### Supplied records ###

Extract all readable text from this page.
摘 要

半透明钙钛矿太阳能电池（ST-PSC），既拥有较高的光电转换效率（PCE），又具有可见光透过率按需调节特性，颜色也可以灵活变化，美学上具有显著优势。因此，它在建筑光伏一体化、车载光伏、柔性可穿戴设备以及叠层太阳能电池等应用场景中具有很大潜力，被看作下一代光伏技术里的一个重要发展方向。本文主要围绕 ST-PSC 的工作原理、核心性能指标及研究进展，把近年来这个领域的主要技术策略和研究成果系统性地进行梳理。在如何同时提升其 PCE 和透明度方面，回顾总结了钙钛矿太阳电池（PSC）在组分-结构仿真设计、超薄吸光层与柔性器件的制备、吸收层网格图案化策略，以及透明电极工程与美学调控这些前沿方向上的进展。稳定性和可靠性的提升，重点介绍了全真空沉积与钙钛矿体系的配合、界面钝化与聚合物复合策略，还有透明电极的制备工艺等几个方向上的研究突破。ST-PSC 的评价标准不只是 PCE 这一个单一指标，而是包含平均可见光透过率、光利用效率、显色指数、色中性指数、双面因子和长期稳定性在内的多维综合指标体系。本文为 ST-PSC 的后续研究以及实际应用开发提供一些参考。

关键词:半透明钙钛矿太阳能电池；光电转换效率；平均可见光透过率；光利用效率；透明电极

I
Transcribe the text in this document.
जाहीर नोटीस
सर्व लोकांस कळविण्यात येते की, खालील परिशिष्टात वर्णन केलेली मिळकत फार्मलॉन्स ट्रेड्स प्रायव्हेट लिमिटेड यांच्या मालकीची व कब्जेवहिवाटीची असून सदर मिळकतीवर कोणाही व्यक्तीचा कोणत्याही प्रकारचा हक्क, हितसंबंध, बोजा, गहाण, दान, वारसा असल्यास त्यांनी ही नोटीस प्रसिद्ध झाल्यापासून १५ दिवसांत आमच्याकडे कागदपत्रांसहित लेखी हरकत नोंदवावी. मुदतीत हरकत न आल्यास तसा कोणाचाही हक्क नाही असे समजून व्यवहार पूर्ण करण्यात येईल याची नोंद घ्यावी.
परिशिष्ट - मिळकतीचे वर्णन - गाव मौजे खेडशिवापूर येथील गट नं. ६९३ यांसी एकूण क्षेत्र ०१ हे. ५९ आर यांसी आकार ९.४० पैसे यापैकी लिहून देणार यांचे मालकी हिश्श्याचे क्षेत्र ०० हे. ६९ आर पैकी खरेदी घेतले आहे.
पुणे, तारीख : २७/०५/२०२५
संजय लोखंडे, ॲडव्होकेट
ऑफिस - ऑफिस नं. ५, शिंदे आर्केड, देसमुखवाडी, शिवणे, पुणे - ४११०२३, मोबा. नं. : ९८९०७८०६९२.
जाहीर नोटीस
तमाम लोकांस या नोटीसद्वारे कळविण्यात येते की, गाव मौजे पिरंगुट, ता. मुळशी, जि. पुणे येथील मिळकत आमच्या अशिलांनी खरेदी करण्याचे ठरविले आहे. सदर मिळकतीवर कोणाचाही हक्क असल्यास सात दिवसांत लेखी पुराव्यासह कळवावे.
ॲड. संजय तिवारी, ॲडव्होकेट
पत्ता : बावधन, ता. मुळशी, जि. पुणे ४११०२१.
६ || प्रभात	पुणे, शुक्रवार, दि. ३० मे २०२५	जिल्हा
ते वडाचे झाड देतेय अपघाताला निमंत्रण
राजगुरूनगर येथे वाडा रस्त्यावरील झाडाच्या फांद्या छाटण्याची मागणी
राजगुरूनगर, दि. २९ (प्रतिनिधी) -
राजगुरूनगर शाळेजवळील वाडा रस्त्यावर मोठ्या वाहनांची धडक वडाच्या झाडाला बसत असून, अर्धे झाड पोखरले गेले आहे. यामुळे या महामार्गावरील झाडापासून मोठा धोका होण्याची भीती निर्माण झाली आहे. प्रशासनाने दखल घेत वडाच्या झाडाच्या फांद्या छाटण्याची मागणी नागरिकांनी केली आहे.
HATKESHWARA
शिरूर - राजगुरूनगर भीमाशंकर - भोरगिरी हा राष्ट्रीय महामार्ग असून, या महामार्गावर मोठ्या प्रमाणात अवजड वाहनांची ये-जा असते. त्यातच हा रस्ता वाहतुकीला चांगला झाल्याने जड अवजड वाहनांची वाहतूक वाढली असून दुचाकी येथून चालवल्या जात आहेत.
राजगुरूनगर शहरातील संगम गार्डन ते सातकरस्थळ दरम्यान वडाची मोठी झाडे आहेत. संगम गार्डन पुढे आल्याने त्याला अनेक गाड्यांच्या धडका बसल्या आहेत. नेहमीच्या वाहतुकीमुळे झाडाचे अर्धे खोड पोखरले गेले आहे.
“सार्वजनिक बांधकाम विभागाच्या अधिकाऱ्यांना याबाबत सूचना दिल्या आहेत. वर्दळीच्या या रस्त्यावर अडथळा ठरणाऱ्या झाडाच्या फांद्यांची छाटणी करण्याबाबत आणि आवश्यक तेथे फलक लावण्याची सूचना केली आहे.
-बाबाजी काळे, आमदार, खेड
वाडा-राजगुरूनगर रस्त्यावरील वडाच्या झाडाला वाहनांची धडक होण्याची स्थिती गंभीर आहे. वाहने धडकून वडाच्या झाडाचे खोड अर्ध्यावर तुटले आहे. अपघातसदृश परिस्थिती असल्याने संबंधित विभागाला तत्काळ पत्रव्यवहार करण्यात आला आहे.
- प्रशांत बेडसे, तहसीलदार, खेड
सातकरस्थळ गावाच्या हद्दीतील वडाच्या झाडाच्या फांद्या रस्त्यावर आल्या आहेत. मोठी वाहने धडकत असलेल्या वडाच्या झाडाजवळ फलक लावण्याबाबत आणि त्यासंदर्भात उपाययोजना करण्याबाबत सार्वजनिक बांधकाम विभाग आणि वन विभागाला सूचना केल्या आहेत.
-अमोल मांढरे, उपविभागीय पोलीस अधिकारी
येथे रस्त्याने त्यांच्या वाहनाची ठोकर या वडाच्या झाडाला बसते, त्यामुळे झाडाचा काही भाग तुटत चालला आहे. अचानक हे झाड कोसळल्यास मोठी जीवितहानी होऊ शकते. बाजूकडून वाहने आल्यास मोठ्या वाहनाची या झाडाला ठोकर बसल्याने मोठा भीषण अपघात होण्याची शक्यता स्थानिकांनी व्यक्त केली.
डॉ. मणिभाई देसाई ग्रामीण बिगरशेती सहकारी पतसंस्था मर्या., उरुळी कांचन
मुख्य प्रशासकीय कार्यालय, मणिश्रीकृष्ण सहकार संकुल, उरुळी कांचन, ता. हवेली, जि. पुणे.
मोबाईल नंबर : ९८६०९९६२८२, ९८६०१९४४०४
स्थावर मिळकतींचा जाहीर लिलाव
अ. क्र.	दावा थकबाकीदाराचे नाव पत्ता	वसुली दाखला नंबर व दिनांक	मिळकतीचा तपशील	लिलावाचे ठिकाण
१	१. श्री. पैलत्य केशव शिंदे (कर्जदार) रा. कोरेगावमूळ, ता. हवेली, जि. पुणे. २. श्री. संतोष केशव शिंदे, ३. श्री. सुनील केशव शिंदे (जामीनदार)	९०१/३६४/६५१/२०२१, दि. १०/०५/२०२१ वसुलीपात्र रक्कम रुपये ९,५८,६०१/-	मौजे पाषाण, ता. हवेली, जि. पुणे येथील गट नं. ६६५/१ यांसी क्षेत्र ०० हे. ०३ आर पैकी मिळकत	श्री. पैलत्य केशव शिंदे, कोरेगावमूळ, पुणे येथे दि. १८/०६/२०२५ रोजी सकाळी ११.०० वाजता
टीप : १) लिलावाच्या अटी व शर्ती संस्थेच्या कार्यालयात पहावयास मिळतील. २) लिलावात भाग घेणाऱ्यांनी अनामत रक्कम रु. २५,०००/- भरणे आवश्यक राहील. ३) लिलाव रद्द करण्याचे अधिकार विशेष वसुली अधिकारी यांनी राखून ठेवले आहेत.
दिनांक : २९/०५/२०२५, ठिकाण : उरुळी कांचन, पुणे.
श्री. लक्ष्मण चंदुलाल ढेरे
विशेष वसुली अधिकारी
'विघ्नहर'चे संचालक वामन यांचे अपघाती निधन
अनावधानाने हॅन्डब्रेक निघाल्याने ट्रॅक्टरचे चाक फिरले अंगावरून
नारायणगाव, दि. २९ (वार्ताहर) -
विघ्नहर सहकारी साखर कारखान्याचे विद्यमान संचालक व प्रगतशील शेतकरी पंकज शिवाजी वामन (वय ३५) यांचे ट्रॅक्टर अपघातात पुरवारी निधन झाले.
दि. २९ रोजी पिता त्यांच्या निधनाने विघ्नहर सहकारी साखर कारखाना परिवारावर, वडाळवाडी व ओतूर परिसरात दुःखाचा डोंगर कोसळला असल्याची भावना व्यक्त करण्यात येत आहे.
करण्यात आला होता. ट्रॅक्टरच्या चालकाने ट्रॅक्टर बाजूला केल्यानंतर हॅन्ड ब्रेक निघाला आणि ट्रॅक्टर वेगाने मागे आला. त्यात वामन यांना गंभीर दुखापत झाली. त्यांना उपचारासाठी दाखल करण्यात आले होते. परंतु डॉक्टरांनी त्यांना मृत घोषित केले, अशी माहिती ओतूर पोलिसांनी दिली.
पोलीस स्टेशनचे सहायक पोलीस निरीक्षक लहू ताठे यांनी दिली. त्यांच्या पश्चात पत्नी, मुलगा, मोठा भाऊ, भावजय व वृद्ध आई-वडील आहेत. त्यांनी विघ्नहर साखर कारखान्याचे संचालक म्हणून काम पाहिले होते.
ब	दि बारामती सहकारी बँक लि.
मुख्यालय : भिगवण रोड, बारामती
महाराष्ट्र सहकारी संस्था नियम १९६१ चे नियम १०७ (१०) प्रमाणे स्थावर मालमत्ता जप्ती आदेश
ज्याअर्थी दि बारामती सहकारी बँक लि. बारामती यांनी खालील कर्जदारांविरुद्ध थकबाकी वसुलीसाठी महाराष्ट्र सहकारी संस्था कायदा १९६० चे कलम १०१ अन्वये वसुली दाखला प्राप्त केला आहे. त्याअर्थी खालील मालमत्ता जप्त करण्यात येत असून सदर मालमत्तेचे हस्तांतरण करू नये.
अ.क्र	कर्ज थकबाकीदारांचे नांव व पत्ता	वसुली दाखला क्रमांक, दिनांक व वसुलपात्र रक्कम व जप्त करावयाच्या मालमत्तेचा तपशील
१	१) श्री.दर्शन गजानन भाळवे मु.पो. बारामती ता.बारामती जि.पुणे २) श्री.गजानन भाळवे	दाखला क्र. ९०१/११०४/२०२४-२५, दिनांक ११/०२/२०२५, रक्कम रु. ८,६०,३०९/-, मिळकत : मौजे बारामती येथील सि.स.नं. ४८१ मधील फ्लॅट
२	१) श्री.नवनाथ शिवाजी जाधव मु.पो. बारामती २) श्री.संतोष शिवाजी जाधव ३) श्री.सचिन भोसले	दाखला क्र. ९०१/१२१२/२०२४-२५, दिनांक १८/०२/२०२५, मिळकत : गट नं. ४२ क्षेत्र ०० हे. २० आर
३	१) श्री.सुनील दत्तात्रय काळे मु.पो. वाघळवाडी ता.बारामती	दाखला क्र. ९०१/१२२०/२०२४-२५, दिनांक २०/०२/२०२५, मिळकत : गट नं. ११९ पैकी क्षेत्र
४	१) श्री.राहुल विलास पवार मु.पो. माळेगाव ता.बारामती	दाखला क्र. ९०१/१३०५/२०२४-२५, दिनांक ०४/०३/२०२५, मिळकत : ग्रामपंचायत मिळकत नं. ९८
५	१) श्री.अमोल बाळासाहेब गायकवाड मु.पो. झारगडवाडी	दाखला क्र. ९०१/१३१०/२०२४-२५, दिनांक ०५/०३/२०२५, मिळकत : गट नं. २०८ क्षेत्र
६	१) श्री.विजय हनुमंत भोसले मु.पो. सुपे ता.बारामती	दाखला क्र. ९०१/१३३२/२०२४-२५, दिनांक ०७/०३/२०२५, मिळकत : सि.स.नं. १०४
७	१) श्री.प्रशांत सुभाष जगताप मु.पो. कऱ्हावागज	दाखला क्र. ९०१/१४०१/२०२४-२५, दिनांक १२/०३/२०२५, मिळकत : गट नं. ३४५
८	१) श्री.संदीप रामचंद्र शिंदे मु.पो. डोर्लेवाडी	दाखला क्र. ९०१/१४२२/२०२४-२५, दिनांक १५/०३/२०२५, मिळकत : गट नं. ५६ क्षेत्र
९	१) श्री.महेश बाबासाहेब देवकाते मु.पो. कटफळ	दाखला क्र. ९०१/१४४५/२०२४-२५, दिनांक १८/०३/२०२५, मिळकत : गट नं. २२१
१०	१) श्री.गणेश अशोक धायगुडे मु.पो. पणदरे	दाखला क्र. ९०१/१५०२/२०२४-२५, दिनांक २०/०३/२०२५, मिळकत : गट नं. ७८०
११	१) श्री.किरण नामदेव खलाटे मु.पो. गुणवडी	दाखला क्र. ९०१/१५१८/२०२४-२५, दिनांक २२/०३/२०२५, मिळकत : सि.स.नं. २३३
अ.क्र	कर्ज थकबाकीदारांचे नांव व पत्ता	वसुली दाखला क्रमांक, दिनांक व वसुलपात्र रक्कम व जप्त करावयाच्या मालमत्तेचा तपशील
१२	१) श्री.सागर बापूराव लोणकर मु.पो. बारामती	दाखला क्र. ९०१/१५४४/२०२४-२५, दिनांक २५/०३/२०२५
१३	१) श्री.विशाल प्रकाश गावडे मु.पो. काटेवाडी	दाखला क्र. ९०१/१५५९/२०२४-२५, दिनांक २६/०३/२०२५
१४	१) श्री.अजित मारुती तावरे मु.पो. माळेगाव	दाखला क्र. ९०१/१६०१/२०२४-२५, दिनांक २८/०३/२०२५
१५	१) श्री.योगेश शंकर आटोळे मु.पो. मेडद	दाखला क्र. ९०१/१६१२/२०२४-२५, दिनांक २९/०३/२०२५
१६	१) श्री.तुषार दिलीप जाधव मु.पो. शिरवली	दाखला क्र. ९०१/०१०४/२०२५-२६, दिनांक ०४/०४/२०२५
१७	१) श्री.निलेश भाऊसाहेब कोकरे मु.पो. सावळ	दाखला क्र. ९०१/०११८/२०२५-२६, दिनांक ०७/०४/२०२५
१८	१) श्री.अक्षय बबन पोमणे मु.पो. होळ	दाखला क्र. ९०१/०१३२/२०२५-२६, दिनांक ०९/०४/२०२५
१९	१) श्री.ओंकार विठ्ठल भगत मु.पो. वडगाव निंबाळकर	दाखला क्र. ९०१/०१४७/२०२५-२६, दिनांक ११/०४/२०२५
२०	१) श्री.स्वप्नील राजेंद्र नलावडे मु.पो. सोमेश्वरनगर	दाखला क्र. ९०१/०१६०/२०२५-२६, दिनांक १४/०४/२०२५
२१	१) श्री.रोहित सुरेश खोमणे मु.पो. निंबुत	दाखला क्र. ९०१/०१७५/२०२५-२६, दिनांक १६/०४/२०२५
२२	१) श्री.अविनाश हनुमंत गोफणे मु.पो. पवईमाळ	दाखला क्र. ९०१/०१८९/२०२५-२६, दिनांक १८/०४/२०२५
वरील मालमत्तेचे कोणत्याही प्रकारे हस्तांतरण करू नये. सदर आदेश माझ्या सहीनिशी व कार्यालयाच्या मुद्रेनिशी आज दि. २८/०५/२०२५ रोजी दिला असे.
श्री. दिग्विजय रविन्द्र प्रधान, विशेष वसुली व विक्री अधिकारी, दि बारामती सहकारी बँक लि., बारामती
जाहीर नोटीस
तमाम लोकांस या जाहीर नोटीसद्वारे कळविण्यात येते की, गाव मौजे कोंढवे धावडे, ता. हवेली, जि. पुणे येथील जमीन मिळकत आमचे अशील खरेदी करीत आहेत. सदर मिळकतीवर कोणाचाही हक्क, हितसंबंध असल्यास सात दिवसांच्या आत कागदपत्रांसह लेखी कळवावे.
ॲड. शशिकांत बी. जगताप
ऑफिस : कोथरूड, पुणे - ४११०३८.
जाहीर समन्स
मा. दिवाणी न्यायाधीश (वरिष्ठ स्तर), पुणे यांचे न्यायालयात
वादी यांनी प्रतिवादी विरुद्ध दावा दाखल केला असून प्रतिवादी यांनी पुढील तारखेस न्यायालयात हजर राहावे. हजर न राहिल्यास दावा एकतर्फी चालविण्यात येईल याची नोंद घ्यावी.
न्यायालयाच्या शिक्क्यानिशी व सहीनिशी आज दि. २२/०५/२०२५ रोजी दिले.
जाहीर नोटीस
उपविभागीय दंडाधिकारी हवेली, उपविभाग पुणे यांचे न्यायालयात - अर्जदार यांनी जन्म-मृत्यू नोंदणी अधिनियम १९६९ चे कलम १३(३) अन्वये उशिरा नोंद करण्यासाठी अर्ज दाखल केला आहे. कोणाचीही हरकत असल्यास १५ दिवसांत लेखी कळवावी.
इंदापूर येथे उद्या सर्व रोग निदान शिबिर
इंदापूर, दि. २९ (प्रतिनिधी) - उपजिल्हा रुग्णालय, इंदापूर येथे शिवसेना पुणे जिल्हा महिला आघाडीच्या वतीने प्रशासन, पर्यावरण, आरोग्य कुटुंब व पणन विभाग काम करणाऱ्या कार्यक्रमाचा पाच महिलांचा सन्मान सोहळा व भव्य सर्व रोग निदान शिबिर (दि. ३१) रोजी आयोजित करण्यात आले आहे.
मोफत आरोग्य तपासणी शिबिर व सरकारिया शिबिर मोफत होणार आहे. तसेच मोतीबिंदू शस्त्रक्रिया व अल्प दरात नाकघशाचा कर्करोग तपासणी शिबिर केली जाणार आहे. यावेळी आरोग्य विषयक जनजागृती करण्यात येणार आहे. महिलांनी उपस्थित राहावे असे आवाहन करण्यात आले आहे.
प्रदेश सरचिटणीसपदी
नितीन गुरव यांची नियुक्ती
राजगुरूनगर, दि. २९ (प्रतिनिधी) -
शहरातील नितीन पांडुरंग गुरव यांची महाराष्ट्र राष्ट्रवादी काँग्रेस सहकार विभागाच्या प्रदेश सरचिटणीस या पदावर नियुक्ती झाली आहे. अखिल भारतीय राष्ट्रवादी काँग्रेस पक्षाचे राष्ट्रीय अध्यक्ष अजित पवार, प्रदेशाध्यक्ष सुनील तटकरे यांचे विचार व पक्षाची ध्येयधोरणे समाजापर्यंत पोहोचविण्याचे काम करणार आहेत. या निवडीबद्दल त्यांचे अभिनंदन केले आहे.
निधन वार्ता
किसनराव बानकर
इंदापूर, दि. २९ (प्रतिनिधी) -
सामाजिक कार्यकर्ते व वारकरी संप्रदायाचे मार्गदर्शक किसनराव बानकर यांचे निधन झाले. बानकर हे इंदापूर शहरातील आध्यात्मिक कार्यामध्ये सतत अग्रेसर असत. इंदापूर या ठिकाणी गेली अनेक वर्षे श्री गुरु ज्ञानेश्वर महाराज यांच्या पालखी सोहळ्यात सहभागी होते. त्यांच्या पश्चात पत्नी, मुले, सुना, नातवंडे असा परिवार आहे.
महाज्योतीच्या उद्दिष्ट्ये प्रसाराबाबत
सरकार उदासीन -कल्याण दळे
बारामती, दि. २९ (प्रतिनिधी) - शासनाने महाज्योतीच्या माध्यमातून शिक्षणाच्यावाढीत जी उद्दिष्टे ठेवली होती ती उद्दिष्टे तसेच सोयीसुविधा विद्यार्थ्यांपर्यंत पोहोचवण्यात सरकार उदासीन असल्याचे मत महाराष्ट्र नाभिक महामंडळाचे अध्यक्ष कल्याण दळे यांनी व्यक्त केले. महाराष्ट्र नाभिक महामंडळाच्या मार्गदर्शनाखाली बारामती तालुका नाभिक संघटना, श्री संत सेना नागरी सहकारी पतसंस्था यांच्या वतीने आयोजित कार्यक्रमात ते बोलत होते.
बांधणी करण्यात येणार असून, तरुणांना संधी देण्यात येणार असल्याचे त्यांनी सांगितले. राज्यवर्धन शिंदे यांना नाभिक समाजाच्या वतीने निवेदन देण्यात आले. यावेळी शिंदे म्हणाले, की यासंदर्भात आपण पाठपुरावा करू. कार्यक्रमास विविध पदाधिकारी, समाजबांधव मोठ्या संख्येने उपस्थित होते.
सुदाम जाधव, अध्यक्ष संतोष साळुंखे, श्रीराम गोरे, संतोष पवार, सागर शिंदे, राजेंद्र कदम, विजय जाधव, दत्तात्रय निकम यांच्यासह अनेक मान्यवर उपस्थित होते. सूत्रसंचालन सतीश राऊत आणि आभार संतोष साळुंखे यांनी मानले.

###

# Stated task
Each line of the data that includes the word "this" counts once; report the total and nothing more.

# Full solution
2